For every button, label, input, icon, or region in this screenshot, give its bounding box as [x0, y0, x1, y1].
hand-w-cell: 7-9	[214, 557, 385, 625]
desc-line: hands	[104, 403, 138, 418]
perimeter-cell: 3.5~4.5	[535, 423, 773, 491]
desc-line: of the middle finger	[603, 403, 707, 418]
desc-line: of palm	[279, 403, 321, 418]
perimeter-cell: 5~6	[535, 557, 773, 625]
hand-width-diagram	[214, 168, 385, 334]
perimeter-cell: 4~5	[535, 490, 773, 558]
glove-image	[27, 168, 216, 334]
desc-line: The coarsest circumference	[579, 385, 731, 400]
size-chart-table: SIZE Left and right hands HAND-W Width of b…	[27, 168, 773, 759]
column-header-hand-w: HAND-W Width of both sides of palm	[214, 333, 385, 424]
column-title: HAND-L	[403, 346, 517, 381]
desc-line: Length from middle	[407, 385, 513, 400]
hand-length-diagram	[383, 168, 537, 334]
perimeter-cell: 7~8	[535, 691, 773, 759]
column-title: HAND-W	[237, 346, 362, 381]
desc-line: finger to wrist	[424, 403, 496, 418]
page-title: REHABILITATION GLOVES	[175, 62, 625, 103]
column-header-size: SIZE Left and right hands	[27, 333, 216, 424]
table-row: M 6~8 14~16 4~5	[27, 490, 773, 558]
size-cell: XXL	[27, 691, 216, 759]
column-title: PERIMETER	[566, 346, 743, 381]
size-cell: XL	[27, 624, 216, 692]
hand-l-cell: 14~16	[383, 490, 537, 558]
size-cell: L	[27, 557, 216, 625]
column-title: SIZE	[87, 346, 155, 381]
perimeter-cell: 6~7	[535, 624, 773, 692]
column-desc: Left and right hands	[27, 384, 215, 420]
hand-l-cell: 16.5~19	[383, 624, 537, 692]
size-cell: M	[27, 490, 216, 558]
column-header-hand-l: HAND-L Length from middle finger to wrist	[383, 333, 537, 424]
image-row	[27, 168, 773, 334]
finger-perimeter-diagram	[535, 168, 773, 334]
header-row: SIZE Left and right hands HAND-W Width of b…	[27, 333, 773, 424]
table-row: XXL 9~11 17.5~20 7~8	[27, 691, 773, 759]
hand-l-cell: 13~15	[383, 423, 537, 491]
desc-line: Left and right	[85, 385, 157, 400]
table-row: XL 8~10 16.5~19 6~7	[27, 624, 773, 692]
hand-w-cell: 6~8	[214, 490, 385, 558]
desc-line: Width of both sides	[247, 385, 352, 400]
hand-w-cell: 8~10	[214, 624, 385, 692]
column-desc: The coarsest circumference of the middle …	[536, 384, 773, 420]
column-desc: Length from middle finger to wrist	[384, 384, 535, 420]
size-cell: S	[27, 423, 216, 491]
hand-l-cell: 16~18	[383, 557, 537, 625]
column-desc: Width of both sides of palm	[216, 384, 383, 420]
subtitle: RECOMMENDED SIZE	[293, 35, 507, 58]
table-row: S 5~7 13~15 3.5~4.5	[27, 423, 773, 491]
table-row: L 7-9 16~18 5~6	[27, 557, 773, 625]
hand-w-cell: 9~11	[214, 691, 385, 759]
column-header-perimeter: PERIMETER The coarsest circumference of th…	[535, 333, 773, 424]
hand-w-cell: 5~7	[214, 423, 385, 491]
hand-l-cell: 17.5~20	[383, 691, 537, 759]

■ TASK DESCRIPTION: Render the lines of the listing above as a numbered list, leaving out blank lines, from the start of the listing through the line containing "desc-line: The coarsest", inclusive.

■ WRITTEN SOLUTION:
1. For every button, label, input, icon, or region in this screenshot, give its bounding box as [x0, y0, x1, y1].
2. hand-w-cell: 7-9	[214, 557, 385, 625]
3. desc-line: hands	[104, 403, 138, 418]
4. perimeter-cell: 3.5~4.5	[535, 423, 773, 491]
5. desc-line: of the middle finger	[603, 403, 707, 418]
6. desc-line: of palm	[279, 403, 321, 418]
7. perimeter-cell: 5~6	[535, 557, 773, 625]
8. hand-width-diagram	[214, 168, 385, 334]
9. perimeter-cell: 4~5	[535, 490, 773, 558]
10. glove-image	[27, 168, 216, 334]
11. desc-line: The coarsest circumference	[579, 385, 731, 400]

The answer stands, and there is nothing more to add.